EXTRACTED ENTRIES:

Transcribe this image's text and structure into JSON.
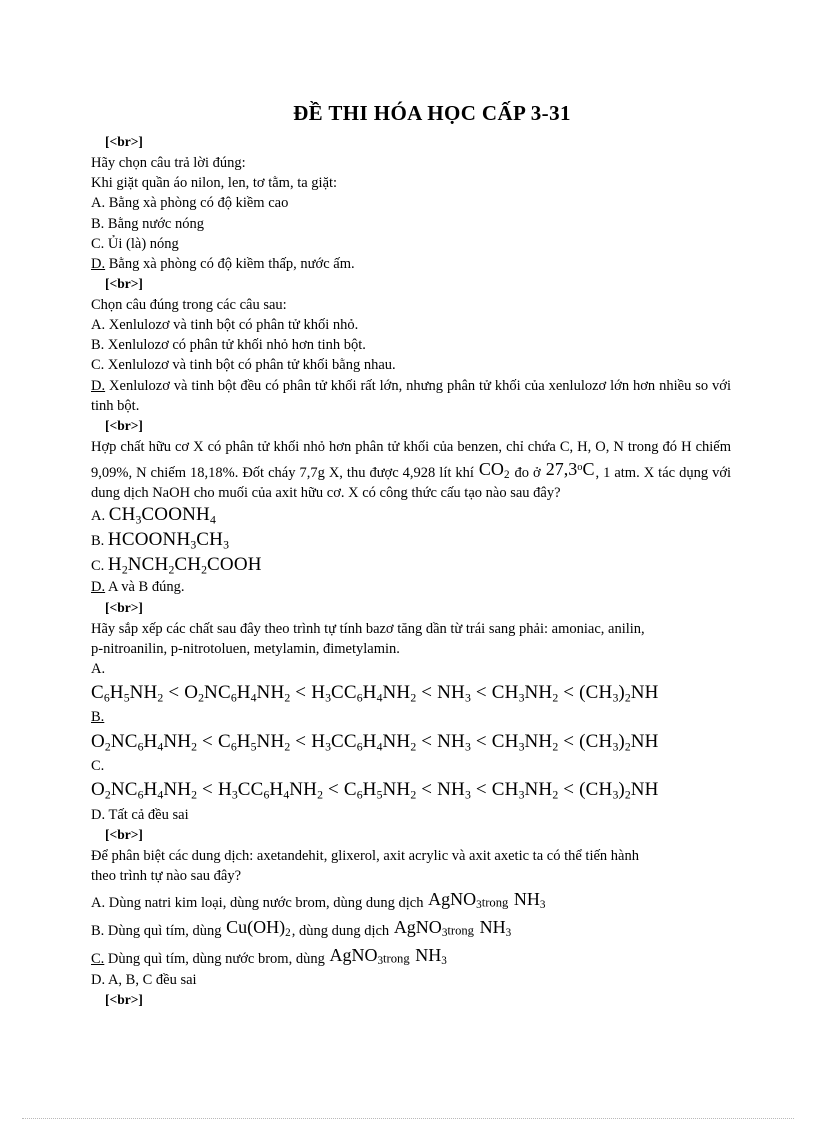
{
  "document": {
    "title": "ĐỀ THI HÓA HỌC CẤP 3-31",
    "br_marker": "[<br>]"
  },
  "questions": [
    {
      "id": "q1",
      "prompt_lines": [
        "Hãy chọn câu trả lời đúng:",
        "Khi giặt quần áo nilon, len, tơ tằm, ta giặt:"
      ],
      "options": [
        {
          "marker": "A.",
          "correct": false,
          "text": "Bằng xà phòng có độ kiềm cao"
        },
        {
          "marker": "B.",
          "correct": false,
          "text": "Bằng nước nóng"
        },
        {
          "marker": "C.",
          "correct": false,
          "text": "Ủi (là) nóng"
        },
        {
          "marker": "D.",
          "correct": true,
          "text": "Bằng xà phòng có độ kiềm thấp, nước ấm."
        }
      ]
    },
    {
      "id": "q2",
      "prompt_lines": [
        "Chọn câu đúng trong các câu sau:"
      ],
      "options": [
        {
          "marker": "A.",
          "correct": false,
          "text": "Xenlulozơ  và tinh bột có phân tử khối nhỏ."
        },
        {
          "marker": "B.",
          "correct": false,
          "text": "Xenlulozơ  có phân tử khối nhỏ hơn tinh bột."
        },
        {
          "marker": "C.",
          "correct": false,
          "text": "Xenlulozơ  và tinh bột có phân tử khối bằng nhau."
        },
        {
          "marker": "D.",
          "correct": true,
          "text": "Xenlulozơ  và tinh bột đều có phân tử khối rất lớn, nhưng phân tử khối của xenlulozơ  lớn hơn nhiều  so với tinh bột."
        }
      ]
    },
    {
      "id": "q3",
      "prompt_part1": "Hợp chất hữu cơ X có phân tử khối nhỏ hơn phân tử khối của benzen, chỉ chứa C, H, O, N trong đó H chiếm  9,09%, N chiếm  18,18%. Đốt cháy 7,7g X, thu được 4,928 lít khí",
      "formula_co2": {
        "base": "CO",
        "sub": "2"
      },
      "prompt_part2": "đo ở",
      "formula_temp": {
        "value": "27,3",
        "deg": "o",
        "unit": "C"
      },
      "prompt_part3": ", 1 atm. X tác dụng với  dung dịch NaOH cho muối của axit hữu cơ. X có công thức cấu tạo nào sau đây?",
      "options": [
        {
          "marker": "A.",
          "correct": false,
          "formula": "CH3COONH4"
        },
        {
          "marker": "B.",
          "correct": false,
          "formula": "HCOONH3CH3"
        },
        {
          "marker": "C.",
          "correct": false,
          "formula": "H2NCH2CH2COOH"
        },
        {
          "marker": "D.",
          "correct": true,
          "text": "A và B đúng."
        }
      ]
    },
    {
      "id": "q4",
      "prompt_lines": [
        "Hãy sắp xếp các chất sau đây theo trình tự tính bazơ tăng dần từ trái sang phải: amoniac,  anilin,",
        "p-nitroanilin,  p-nitrotoluen,  metylamin,  đimetylamin."
      ],
      "options": [
        {
          "marker": "A.",
          "correct": false,
          "sequence": [
            "C6H5NH2",
            "O2NC6H4NH2",
            "H3CC6H4NH2",
            "NH3",
            "CH3NH2",
            "(CH3)2NH"
          ]
        },
        {
          "marker": "B.",
          "correct": true,
          "sequence": [
            "O2NC6H4NH2",
            "C6H5NH2",
            "H3CC6H4NH2",
            "NH3",
            "CH3NH2",
            "(CH3)2NH"
          ]
        },
        {
          "marker": "C.",
          "correct": false,
          "sequence": [
            "O2NC6H4NH2",
            "H3CC6H4NH2",
            "C6H5NH2",
            "NH3",
            "CH3NH2",
            "(CH3)2NH"
          ]
        },
        {
          "marker": "D.",
          "correct": false,
          "text": "Tất cả đều sai"
        }
      ],
      "operator": "<"
    },
    {
      "id": "q5",
      "prompt_lines": [
        "Để phân biệt các dung dịch: axetandehit,  glixerol,  axit acrylic và axit axetic ta có thể tiến hành",
        "theo trình tự nào sau đây?"
      ],
      "options": [
        {
          "marker": "A.",
          "correct": false,
          "pre": "Dùng natri kim loại, dùng nước brom, dùng dung dịch",
          "f1": "AgNO3",
          "mid": "trong",
          "f2": "NH3"
        },
        {
          "marker": "B.",
          "correct": false,
          "pre": "Dùng quì tím,  dùng",
          "f0": "Cu(OH)2",
          "mid0": ", dùng dung dịch",
          "f1": "AgNO3",
          "mid": "trong",
          "f2": "NH3"
        },
        {
          "marker": "C.",
          "correct": true,
          "pre": "Dùng quì tím,  dùng nước brom, dùng",
          "f1": "AgNO3",
          "mid": "trong",
          "f2": "NH3"
        },
        {
          "marker": "D.",
          "correct": false,
          "text": "A, B, C đều sai"
        }
      ]
    }
  ]
}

PROBLEM REQUIREMENTS:
Can you retype every record above exactly, leaving out the pictures?

EXERCISE OUTPUT:
Transcribe this image's text and structure into JSON.
{
  "document": {
    "title": "ĐỀ THI HÓA HỌC CẤP 3-31",
    "br_marker": "[<br>]"
  },
  "questions": [
    {
      "id": "q1",
      "prompt_lines": [
        "Hãy chọn câu trả lời đúng:",
        "Khi giặt quần áo nilon, len, tơ tằm, ta giặt:"
      ],
      "options": [
        {
          "marker": "A.",
          "correct": false,
          "text": "Bằng xà phòng có độ kiềm cao"
        },
        {
          "marker": "B.",
          "correct": false,
          "text": "Bằng nước nóng"
        },
        {
          "marker": "C.",
          "correct": false,
          "text": "Ủi (là) nóng"
        },
        {
          "marker": "D.",
          "correct": true,
          "text": "Bằng xà phòng có độ kiềm thấp, nước ấm."
        }
      ]
    },
    {
      "id": "q2",
      "prompt_lines": [
        "Chọn câu đúng trong các câu sau:"
      ],
      "options": [
        {
          "marker": "A.",
          "correct": false,
          "text": "Xenlulozơ  và tinh bột có phân tử khối nhỏ."
        },
        {
          "marker": "B.",
          "correct": false,
          "text": "Xenlulozơ  có phân tử khối nhỏ hơn tinh bột."
        },
        {
          "marker": "C.",
          "correct": false,
          "text": "Xenlulozơ  và tinh bột có phân tử khối bằng nhau."
        },
        {
          "marker": "D.",
          "correct": true,
          "text": "Xenlulozơ  và tinh bột đều có phân tử khối rất lớn, nhưng phân tử khối của xenlulozơ  lớn hơn nhiều  so với tinh bột."
        }
      ]
    },
    {
      "id": "q3",
      "prompt_part1": "Hợp chất hữu cơ X có phân tử khối nhỏ hơn phân tử khối của benzen, chỉ chứa C, H, O, N trong đó H chiếm  9,09%, N chiếm  18,18%. Đốt cháy 7,7g X, thu được 4,928 lít khí",
      "formula_co2": {
        "base": "CO",
        "sub": "2"
      },
      "prompt_part2": "đo ở",
      "formula_temp": {
        "value": "27,3",
        "deg": "o",
        "unit": "C"
      },
      "prompt_part3": ", 1 atm. X tác dụng với  dung dịch NaOH cho muối của axit hữu cơ. X có công thức cấu tạo nào sau đây?",
      "options": [
        {
          "marker": "A.",
          "correct": false,
          "formula": "CH3COONH4"
        },
        {
          "marker": "B.",
          "correct": false,
          "formula": "HCOONH3CH3"
        },
        {
          "marker": "C.",
          "correct": false,
          "formula": "H2NCH2CH2COOH"
        },
        {
          "marker": "D.",
          "correct": true,
          "text": "A và B đúng."
        }
      ]
    },
    {
      "id": "q4",
      "prompt_lines": [
        "Hãy sắp xếp các chất sau đây theo trình tự tính bazơ tăng dần từ trái sang phải: amoniac,  anilin,",
        "p-nitroanilin,  p-nitrotoluen,  metylamin,  đimetylamin."
      ],
      "options": [
        {
          "marker": "A.",
          "correct": false,
          "sequence": [
            "C6H5NH2",
            "O2NC6H4NH2",
            "H3CC6H4NH2",
            "NH3",
            "CH3NH2",
            "(CH3)2NH"
          ]
        },
        {
          "marker": "B.",
          "correct": true,
          "sequence": [
            "O2NC6H4NH2",
            "C6H5NH2",
            "H3CC6H4NH2",
            "NH3",
            "CH3NH2",
            "(CH3)2NH"
          ]
        },
        {
          "marker": "C.",
          "correct": false,
          "sequence": [
            "O2NC6H4NH2",
            "H3CC6H4NH2",
            "C6H5NH2",
            "NH3",
            "CH3NH2",
            "(CH3)2NH"
          ]
        },
        {
          "marker": "D.",
          "correct": false,
          "text": "Tất cả đều sai"
        }
      ],
      "operator": "<"
    },
    {
      "id": "q5",
      "prompt_lines": [
        "Để phân biệt các dung dịch: axetandehit,  glixerol,  axit acrylic và axit axetic ta có thể tiến hành",
        "theo trình tự nào sau đây?"
      ],
      "options": [
        {
          "marker": "A.",
          "correct": false,
          "pre": "Dùng natri kim loại, dùng nước brom, dùng dung dịch",
          "f1": "AgNO3",
          "mid": "trong",
          "f2": "NH3"
        },
        {
          "marker": "B.",
          "correct": false,
          "pre": "Dùng quì tím,  dùng",
          "f0": "Cu(OH)2",
          "mid0": ", dùng dung dịch",
          "f1": "AgNO3",
          "mid": "trong",
          "f2": "NH3"
        },
        {
          "marker": "C.",
          "correct": true,
          "pre": "Dùng quì tím,  dùng nước brom, dùng",
          "f1": "AgNO3",
          "mid": "trong",
          "f2": "NH3"
        },
        {
          "marker": "D.",
          "correct": false,
          "text": "A, B, C đều sai"
        }
      ]
    }
  ]
}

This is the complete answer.